### STATED GOAL:
Pick out each line containing the string "subtitle".

[Dataset records]
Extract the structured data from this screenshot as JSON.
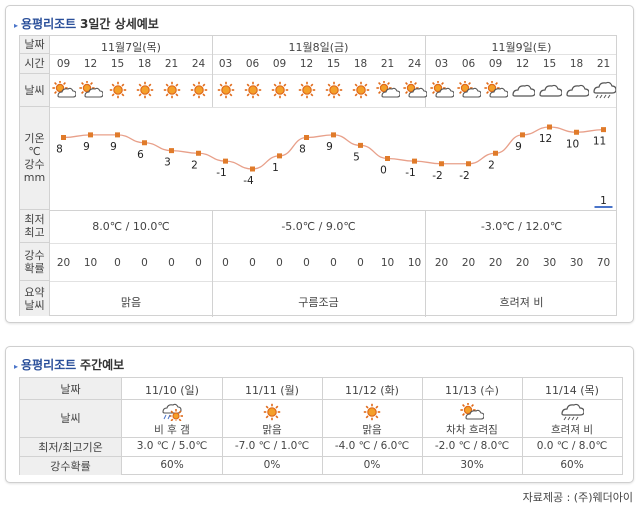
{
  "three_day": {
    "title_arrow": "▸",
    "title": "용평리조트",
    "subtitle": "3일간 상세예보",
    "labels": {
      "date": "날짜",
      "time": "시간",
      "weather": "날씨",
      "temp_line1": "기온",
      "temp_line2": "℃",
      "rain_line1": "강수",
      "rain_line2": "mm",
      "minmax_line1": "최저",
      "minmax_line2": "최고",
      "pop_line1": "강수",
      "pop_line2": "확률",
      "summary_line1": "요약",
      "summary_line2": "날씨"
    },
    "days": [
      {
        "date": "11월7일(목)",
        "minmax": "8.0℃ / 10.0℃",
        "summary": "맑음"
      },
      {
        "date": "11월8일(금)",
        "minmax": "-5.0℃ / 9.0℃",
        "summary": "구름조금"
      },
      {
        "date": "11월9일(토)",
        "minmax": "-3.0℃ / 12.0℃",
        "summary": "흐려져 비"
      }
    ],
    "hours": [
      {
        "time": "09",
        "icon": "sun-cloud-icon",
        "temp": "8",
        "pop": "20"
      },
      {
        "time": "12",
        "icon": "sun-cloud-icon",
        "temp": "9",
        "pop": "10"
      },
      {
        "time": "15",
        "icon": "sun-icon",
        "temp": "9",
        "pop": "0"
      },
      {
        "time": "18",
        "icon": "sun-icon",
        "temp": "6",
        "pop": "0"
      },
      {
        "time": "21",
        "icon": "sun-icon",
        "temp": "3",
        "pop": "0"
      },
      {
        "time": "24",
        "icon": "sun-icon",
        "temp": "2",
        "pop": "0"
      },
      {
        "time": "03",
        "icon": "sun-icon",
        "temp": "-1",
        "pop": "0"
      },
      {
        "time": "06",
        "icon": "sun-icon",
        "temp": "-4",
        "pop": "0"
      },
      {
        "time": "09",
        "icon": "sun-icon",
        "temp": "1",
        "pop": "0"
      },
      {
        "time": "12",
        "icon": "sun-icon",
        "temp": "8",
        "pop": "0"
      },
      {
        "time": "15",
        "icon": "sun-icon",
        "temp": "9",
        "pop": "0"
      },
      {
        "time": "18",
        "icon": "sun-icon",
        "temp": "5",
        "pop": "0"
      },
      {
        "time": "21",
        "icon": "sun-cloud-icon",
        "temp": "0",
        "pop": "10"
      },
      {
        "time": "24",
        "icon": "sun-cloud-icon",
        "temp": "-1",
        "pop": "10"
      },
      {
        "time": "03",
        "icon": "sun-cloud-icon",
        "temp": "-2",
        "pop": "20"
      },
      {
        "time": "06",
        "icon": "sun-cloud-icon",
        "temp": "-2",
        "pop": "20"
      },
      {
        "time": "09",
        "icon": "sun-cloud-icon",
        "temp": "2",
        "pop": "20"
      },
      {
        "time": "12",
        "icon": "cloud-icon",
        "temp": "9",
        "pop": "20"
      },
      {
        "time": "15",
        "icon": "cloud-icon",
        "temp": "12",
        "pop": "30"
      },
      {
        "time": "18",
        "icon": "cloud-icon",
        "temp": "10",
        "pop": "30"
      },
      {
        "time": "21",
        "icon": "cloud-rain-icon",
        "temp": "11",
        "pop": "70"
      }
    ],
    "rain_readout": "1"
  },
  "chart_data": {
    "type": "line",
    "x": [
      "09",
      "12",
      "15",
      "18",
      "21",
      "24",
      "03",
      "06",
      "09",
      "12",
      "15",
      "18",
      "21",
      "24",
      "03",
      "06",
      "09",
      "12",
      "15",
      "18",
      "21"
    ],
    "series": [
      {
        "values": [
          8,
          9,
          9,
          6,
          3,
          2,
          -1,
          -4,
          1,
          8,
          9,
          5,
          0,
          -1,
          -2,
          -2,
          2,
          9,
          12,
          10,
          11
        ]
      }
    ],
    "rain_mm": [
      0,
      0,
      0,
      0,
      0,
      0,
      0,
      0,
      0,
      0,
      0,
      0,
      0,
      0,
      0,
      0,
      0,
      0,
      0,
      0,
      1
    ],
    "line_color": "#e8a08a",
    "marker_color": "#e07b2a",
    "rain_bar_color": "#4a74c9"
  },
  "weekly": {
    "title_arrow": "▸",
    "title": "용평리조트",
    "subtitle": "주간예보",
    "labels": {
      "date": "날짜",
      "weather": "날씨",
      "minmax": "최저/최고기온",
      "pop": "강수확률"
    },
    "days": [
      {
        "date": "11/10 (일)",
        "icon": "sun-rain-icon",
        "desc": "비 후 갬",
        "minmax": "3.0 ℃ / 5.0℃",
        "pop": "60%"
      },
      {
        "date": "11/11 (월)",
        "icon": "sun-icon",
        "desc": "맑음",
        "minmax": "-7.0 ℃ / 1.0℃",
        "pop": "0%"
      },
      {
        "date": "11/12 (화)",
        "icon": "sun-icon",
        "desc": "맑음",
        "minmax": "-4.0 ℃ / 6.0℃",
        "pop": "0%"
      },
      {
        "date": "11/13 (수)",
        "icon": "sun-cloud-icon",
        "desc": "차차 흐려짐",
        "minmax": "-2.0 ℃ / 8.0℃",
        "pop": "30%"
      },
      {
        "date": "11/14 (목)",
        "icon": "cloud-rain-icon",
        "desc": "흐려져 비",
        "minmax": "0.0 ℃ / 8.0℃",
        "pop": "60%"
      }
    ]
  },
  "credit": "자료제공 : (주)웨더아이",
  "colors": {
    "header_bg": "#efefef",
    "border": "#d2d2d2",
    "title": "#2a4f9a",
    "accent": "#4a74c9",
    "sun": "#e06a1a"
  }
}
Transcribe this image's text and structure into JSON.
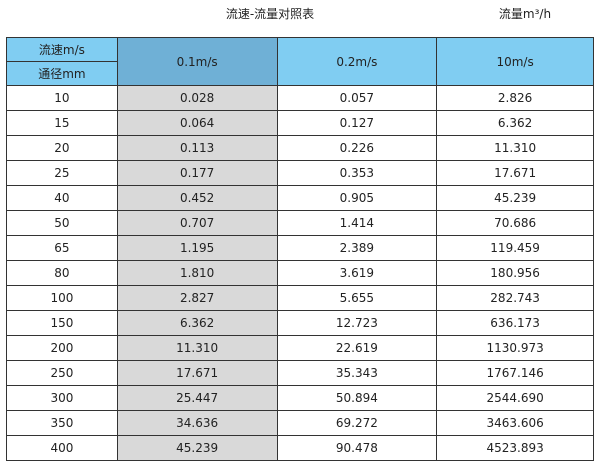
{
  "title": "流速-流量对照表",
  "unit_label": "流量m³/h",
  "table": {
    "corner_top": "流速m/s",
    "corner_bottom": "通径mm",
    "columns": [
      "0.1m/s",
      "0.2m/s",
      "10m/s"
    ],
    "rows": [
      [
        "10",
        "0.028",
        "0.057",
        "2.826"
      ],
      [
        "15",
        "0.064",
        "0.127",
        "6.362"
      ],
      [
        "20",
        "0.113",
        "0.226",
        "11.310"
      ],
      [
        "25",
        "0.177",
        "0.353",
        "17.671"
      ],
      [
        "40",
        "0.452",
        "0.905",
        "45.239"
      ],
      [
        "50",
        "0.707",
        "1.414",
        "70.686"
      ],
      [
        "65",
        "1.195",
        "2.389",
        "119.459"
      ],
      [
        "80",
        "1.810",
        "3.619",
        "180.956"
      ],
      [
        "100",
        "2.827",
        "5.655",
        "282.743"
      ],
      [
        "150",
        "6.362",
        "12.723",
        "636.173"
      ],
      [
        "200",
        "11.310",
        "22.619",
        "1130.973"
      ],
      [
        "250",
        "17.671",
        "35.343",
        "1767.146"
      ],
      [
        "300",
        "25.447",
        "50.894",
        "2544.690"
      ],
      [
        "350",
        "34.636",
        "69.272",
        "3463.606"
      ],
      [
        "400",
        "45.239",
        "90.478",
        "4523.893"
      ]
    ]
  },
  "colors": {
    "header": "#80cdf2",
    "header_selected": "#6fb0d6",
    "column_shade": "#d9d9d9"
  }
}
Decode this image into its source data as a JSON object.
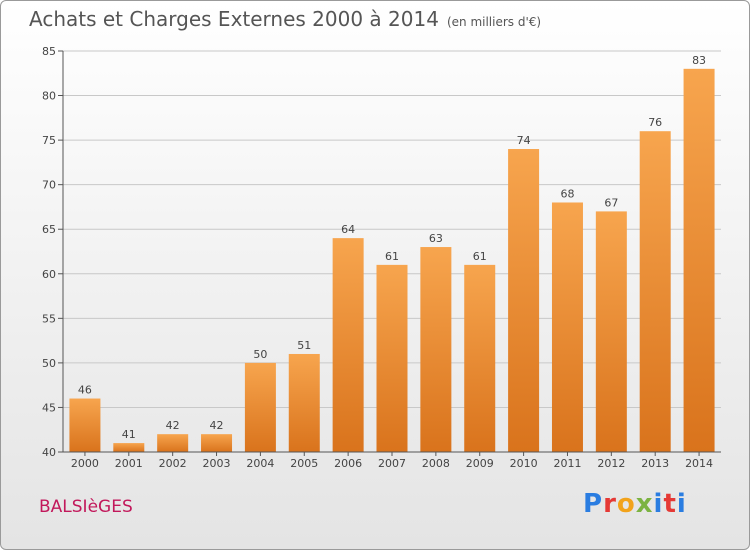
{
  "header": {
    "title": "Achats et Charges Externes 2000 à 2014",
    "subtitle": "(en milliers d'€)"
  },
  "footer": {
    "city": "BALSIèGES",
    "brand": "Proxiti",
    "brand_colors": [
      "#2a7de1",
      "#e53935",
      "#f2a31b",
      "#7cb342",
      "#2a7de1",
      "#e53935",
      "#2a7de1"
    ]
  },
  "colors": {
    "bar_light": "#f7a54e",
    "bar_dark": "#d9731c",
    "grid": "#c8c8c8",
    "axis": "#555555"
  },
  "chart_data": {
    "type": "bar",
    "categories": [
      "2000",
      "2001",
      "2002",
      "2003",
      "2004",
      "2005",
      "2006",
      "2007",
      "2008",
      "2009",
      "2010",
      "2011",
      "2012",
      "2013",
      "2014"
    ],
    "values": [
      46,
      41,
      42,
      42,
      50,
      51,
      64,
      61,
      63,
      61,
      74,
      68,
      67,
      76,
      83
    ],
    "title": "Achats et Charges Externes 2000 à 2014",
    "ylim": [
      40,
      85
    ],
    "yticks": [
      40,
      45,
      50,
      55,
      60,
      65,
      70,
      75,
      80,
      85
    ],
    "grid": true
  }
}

### WRITTEN REPLY:
    "subtitle": "3일간 상세예보",
    "subtitle": "주간예보",
    "subtitle": "(en milliers d'€)"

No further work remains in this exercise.